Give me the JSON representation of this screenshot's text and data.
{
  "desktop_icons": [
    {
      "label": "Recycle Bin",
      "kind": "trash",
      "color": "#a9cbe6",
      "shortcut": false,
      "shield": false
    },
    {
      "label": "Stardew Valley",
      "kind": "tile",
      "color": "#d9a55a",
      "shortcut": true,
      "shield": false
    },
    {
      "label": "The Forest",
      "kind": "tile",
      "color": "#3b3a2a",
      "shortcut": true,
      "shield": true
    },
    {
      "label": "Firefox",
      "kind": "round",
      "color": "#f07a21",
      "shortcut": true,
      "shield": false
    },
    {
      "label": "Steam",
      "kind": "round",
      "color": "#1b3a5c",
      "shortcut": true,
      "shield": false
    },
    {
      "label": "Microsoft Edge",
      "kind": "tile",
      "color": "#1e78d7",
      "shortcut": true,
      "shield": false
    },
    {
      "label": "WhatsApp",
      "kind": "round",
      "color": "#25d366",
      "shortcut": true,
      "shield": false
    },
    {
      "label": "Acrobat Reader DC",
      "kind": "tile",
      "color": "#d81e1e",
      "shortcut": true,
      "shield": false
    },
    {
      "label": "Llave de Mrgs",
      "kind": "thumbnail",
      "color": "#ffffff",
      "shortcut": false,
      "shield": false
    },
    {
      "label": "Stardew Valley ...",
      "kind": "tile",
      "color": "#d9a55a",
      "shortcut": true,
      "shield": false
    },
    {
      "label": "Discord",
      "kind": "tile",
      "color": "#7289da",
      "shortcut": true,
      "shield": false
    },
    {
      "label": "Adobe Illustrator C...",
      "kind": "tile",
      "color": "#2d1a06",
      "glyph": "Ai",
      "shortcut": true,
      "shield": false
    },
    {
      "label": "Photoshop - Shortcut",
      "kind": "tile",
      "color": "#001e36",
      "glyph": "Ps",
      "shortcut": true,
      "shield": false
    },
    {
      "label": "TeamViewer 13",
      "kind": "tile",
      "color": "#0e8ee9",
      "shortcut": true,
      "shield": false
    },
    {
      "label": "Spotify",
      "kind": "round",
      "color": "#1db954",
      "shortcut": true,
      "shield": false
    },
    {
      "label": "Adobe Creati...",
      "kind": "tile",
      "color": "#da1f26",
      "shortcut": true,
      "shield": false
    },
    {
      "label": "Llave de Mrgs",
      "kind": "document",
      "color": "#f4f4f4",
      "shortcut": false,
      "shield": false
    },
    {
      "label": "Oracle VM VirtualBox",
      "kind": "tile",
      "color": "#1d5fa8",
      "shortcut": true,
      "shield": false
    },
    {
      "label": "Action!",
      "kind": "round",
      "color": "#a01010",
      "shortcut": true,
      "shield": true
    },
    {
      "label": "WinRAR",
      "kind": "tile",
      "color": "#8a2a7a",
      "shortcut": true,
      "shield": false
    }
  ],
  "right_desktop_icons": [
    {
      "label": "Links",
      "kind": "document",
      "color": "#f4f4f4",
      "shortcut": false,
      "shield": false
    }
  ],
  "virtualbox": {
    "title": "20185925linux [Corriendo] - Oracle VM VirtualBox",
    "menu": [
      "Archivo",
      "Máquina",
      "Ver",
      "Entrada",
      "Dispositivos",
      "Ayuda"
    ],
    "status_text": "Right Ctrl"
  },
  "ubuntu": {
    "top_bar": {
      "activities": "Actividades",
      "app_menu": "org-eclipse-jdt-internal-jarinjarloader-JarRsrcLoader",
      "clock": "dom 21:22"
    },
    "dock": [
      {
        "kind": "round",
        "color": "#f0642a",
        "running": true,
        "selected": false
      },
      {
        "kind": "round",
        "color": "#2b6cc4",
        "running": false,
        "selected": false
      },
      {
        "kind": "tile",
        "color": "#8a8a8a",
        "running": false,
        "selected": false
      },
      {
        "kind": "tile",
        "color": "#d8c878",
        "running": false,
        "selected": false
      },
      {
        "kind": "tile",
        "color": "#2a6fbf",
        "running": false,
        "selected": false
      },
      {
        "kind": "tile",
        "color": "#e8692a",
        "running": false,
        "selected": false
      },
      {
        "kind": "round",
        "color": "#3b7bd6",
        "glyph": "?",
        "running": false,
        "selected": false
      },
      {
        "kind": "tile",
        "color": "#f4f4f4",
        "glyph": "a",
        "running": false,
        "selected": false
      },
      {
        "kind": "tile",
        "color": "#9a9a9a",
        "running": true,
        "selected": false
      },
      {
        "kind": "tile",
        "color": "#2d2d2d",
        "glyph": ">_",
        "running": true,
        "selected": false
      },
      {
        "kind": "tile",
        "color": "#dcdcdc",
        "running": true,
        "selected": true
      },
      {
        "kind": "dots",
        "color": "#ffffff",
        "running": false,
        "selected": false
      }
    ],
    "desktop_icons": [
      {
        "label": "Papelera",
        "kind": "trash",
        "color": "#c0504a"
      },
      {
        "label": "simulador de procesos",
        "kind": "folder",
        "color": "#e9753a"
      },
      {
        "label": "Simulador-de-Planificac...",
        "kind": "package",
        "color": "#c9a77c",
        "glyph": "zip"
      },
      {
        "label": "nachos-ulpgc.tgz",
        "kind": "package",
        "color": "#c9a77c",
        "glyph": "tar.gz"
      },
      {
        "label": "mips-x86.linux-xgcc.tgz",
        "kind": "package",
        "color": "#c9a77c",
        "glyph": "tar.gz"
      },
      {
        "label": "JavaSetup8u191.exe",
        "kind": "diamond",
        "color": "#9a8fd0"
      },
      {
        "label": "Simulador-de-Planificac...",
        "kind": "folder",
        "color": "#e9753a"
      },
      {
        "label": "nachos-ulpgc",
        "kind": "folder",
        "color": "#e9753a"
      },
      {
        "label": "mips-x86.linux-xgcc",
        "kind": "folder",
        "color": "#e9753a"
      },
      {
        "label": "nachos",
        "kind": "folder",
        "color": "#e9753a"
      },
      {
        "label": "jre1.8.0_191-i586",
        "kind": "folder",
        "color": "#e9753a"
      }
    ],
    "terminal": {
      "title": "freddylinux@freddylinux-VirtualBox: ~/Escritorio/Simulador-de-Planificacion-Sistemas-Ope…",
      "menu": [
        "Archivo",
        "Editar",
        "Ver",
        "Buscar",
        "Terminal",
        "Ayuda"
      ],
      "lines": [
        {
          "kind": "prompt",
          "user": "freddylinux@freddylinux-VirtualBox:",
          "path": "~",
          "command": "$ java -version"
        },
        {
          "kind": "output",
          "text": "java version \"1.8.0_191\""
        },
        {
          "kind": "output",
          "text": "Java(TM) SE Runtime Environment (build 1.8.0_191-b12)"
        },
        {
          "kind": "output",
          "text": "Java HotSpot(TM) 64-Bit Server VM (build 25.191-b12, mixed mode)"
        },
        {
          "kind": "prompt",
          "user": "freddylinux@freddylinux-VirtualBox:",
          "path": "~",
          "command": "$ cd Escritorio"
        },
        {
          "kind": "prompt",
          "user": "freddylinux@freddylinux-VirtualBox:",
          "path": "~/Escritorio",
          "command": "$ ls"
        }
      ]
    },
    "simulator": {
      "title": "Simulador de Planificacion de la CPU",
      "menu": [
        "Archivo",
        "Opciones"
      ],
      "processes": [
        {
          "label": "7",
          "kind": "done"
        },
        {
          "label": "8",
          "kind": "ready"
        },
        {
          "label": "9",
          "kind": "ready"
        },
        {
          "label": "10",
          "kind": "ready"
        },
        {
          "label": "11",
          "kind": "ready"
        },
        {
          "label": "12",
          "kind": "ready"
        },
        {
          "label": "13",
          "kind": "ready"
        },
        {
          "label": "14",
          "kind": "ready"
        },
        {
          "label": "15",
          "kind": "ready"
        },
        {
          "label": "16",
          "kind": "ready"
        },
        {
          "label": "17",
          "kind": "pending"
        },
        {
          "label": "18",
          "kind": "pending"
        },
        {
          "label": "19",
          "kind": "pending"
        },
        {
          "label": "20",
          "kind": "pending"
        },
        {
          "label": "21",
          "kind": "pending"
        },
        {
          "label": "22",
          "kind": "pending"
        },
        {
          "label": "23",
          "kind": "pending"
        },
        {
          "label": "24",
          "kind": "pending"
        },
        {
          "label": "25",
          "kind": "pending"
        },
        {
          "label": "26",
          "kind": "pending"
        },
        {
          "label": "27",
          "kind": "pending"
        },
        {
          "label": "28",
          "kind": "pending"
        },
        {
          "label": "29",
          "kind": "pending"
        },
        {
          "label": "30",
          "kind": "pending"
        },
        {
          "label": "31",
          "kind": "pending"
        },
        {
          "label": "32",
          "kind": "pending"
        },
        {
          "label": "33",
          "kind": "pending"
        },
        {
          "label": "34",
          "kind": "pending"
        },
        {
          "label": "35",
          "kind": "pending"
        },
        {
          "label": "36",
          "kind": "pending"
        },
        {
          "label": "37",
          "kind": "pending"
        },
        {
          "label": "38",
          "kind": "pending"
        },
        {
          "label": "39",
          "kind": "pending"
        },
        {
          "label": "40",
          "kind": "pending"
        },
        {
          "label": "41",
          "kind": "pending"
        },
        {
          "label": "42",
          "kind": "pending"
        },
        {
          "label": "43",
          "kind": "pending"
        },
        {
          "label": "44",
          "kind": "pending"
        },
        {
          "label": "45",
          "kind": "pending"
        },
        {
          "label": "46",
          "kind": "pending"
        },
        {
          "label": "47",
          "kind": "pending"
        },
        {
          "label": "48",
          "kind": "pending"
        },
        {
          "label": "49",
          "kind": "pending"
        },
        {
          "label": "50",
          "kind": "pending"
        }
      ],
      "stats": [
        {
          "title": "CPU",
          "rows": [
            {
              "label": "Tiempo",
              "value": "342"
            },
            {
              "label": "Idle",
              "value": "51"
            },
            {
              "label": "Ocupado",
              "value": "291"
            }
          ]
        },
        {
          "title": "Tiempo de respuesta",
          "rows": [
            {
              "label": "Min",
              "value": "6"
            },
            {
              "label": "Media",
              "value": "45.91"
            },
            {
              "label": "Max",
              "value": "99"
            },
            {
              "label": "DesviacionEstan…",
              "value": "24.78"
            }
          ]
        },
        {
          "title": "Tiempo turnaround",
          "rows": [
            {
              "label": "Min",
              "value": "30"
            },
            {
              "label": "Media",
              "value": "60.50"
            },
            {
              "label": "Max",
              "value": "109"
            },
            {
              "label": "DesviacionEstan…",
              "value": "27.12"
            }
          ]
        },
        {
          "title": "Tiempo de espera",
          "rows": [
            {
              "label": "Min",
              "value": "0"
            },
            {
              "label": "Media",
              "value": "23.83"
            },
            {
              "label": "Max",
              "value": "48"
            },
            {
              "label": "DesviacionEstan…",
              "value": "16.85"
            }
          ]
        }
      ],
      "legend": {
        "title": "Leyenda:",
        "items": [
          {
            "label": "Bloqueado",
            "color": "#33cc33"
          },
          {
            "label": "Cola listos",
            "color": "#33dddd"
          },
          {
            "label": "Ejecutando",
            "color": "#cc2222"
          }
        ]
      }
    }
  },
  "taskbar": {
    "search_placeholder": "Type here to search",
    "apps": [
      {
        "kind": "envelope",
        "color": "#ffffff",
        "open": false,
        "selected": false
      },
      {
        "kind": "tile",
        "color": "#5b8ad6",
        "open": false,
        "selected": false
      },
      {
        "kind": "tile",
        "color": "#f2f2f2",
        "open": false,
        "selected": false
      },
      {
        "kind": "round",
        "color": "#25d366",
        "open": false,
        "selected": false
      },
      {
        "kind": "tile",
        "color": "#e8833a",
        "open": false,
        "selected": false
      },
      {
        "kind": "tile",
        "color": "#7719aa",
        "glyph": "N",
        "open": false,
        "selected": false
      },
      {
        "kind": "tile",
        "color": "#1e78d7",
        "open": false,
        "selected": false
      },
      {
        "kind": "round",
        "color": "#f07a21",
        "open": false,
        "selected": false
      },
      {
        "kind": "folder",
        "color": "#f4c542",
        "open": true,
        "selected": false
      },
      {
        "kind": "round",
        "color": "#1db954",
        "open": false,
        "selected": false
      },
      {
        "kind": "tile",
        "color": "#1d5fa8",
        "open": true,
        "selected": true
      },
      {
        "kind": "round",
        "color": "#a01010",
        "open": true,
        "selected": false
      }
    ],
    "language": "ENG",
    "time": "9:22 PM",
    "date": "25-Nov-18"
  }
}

**Written exercise**: Return all the lines that contain the string "mips".

**Solved exercise**:
        "label": "mips-x86.linux-xgcc.tgz",
        "label": "mips-x86.linux-xgcc",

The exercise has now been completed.